Data entries

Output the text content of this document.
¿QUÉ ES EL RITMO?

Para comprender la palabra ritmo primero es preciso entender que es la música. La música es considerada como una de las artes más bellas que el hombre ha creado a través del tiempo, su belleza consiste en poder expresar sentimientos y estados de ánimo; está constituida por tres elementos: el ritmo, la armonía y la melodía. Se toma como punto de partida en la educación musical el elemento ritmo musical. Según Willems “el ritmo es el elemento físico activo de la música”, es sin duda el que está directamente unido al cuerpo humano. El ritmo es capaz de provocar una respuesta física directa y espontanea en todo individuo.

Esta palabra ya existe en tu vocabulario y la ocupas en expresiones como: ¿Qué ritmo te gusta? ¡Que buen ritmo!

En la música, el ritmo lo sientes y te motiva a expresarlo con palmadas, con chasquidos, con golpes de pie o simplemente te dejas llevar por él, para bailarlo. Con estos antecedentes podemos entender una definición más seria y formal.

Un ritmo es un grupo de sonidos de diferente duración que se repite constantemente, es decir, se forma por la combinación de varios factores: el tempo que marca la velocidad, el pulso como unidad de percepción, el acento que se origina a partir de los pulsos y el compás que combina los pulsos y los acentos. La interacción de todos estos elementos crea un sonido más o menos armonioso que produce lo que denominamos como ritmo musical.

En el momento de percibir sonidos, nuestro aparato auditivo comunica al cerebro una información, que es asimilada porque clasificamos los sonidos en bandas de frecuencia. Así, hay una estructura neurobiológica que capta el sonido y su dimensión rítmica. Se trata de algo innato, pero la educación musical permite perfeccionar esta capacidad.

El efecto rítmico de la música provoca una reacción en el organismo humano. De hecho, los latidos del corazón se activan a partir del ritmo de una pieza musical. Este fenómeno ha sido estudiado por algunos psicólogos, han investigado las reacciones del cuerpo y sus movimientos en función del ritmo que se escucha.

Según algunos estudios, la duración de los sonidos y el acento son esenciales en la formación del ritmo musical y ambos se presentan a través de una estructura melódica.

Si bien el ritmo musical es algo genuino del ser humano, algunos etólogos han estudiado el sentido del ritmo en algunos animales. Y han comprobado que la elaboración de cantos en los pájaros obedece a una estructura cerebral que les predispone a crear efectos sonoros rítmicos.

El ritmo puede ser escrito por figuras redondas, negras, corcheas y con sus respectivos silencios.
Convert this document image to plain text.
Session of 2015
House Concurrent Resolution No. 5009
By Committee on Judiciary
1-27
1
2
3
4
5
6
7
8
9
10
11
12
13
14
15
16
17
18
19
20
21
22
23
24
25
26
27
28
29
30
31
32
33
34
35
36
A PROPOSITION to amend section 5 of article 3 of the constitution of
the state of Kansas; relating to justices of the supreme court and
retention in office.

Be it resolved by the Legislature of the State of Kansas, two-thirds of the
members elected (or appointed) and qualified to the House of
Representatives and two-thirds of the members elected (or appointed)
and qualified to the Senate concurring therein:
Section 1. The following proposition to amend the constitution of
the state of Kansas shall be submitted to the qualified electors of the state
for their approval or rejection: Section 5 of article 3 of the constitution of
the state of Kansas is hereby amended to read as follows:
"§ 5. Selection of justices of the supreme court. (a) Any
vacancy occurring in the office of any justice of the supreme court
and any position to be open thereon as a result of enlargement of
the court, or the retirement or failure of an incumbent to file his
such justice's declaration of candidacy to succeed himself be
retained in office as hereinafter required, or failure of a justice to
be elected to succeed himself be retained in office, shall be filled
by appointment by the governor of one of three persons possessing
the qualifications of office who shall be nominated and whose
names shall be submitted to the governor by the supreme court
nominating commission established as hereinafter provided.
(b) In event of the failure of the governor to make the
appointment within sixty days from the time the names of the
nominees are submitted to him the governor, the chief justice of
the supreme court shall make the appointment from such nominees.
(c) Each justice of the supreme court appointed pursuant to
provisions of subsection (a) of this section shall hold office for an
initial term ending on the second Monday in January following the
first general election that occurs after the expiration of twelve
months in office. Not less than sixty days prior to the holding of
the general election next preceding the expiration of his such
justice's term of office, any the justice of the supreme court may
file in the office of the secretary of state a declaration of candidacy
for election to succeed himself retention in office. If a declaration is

TO BE DONE: Extract the entries above verbatim.

ANSWER TO THE TASK:
Output the text content of this document.
¿QUÉ ES EL RITMO?

Para comprender la palabra ritmo primero es preciso entender que es la música. La música es considerada como una de las artes más bellas que el hombre ha creado a través del tiempo, su belleza consiste en poder expresar sentimientos y estados de ánimo; está constituida por tres elementos: el ritmo, la armonía y la melodía. Se toma como punto de partida en la educación musical el elemento ritmo musical. Según Willems “el ritmo es el elemento físico activo de la música”, es sin duda el que está directamente unido al cuerpo humano. El ritmo es capaz de provocar una respuesta física directa y espontanea en todo individuo.

Esta palabra ya existe en tu vocabulario y la ocupas en expresiones como: ¿Qué ritmo te gusta? ¡Que buen ritmo!

En la música, el ritmo lo sientes y te motiva a expresarlo con palmadas, con chasquidos, con golpes de pie o simplemente te dejas llevar por él, para bailarlo. Con estos antecedentes podemos entender una definición más seria y formal.

Un ritmo es un grupo de sonidos de diferente duración que se repite constantemente, es decir, se forma por la combinación de varios factores: el tempo que marca la velocidad, el pulso como unidad de percepción, el acento que se origina a partir de los pulsos y el compás que combina los pulsos y los acentos. La interacción de todos estos elementos crea un sonido más o menos armonioso que produce lo que denominamos como ritmo musical.

En el momento de percibir sonidos, nuestro aparato auditivo comunica al cerebro una información, que es asimilada porque clasificamos los sonidos en bandas de frecuencia. Así, hay una estructura neurobiológica que capta el sonido y su dimensión rítmica. Se trata de algo innato, pero la educación musical permite perfeccionar esta capacidad.

El efecto rítmico de la música provoca una reacción en el organismo humano. De hecho, los latidos del corazón se activan a partir del ritmo de una pieza musical. Este fenómeno ha sido estudiado por algunos psicólogos, han investigado las reacciones del cuerpo y sus movimientos en función del ritmo que se escucha.

Según algunos estudios, la duración de los sonidos y el acento son esenciales en la formación del ritmo musical y ambos se presentan a través de una estructura melódica.

Si bien el ritmo musical es algo genuino del ser humano, algunos etólogos han estudiado el sentido del ritmo en algunos animales. Y han comprobado que la elaboración de cantos en los pájaros obedece a una estructura cerebral que les predispone a crear efectos sonoros rítmicos.

El ritmo puede ser escrito por figuras redondas, negras, corcheas y con sus respectivos silencios.
Convert this document image to plain text.
Session of 2015
House Concurrent Resolution No. 5009
By Committee on Judiciary
1-27
1
2
3
4
5
6
7
8
9
10
11
12
13
14
15
16
17
18
19
20
21
22
23
24
25
26
27
28
29
30
31
32
33
34
35
36
A PROPOSITION to amend section 5 of article 3 of the constitution of
the state of Kansas; relating to justices of the supreme court and
retention in office.

Be it resolved by the Legislature of the State of Kansas, two-thirds of the
members elected (or appointed) and qualified to the House of
Representatives and two-thirds of the members elected (or appointed)
and qualified to the Senate concurring therein:
Section 1. The following proposition to amend the constitution of
the state of Kansas shall be submitted to the qualified electors of the state
for their approval or rejection: Section 5 of article 3 of the constitution of
the state of Kansas is hereby amended to read as follows:
"§ 5. Selection of justices of the supreme court. (a) Any
vacancy occurring in the office of any justice of the supreme court
and any position to be open thereon as a result of enlargement of
the court, or the retirement or failure of an incumbent to file his
such justice's declaration of candidacy to succeed himself be
retained in office as hereinafter required, or failure of a justice to
be elected to succeed himself be retained in office, shall be filled
by appointment by the governor of one of three persons possessing
the qualifications of office who shall be nominated and whose
names shall be submitted to the governor by the supreme court
nominating commission established as hereinafter provided.
(b) In event of the failure of the governor to make the
appointment within sixty days from the time the names of the
nominees are submitted to him the governor, the chief justice of
the supreme court shall make the appointment from such nominees.
(c) Each justice of the supreme court appointed pursuant to
provisions of subsection (a) of this section shall hold office for an
initial term ending on the second Monday in January following the
first general election that occurs after the expiration of twelve
months in office. Not less than sixty days prior to the holding of
the general election next preceding the expiration of his such
justice's term of office, any the justice of the supreme court may
file in the office of the secretary of state a declaration of candidacy
for election to succeed himself retention in office. If a declaration is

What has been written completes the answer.